#### [Required task]
Which lines hold the string "neçədir"? Copy every one of them.
====
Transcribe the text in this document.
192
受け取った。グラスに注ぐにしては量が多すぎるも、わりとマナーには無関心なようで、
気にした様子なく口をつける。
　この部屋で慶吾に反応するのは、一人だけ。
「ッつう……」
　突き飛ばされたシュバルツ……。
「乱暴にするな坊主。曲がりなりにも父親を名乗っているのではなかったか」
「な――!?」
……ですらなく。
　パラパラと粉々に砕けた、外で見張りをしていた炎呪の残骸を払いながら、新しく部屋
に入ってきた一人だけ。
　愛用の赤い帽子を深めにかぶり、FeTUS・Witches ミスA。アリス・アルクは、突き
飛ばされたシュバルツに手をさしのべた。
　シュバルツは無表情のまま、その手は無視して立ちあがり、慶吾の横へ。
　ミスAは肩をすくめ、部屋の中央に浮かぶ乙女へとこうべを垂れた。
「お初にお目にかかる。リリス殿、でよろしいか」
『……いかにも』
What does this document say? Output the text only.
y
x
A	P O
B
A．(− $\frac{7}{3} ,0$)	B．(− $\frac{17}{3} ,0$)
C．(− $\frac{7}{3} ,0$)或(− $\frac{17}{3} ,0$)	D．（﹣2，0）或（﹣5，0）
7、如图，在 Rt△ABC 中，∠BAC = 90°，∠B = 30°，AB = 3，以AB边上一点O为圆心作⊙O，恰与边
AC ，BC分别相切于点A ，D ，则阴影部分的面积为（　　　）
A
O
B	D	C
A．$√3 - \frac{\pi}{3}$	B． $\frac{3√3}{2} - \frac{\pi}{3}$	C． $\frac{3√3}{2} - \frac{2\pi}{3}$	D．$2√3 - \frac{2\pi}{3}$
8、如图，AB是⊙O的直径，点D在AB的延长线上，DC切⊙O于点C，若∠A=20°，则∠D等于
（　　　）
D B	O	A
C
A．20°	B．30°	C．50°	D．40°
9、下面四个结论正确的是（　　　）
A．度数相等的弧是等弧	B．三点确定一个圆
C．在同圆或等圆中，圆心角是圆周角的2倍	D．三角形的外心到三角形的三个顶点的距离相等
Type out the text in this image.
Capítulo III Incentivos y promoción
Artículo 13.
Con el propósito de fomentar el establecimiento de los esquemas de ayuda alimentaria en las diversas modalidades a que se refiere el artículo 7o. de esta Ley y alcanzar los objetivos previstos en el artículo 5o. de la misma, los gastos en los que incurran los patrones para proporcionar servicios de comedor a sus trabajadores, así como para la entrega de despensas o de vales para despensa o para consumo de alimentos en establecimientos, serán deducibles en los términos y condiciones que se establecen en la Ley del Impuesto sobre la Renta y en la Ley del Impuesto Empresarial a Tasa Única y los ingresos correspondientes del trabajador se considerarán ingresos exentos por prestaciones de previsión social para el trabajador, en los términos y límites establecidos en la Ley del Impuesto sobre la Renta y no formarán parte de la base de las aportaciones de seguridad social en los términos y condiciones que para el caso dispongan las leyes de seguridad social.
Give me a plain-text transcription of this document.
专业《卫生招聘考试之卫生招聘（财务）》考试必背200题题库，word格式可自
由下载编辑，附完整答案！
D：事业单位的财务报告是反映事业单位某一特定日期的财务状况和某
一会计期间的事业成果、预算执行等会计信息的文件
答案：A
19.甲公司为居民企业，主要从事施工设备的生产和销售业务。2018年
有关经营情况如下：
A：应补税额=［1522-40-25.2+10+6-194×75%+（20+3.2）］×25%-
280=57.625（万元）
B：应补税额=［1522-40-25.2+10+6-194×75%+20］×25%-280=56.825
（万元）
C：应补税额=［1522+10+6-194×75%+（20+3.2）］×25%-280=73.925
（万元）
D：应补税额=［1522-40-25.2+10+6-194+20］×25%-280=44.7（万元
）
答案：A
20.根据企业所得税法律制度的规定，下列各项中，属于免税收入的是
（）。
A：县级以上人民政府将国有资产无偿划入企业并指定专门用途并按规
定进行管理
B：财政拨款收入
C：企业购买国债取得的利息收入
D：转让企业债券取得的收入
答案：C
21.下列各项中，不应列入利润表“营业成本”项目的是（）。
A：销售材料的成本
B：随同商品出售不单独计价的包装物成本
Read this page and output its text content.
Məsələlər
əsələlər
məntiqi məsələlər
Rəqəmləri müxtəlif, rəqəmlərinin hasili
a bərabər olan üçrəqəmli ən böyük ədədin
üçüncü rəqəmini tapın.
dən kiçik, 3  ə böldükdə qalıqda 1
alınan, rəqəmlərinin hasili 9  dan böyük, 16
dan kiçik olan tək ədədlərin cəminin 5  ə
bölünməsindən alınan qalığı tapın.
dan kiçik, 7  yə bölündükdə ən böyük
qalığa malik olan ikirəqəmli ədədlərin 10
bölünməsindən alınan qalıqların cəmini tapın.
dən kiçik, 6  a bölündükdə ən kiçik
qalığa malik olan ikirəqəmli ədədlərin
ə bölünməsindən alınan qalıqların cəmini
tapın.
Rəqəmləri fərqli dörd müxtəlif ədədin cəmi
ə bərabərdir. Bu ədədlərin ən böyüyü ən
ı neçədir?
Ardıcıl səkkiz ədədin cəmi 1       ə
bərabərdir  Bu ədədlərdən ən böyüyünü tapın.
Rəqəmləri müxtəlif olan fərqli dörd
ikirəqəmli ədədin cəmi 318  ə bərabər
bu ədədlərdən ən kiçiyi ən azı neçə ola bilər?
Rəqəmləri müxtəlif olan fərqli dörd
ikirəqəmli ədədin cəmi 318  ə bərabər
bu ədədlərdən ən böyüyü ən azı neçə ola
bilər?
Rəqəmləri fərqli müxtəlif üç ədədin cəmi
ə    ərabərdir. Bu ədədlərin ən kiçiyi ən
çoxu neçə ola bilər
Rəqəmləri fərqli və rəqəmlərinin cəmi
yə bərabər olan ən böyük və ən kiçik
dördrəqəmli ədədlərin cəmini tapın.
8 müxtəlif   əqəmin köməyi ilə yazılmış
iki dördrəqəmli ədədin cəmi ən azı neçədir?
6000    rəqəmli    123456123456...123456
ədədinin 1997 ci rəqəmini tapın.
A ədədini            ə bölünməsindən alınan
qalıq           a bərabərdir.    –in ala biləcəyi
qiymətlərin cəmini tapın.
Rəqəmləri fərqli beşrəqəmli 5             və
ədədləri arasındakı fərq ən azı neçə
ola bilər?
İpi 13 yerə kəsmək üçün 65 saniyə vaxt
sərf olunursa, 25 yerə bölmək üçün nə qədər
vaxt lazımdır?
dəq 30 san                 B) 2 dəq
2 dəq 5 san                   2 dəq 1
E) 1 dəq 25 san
====
#### [Written answer]
ı neçədir?
iki dördrəqəmli ədədin cəmi ən azı neçədir?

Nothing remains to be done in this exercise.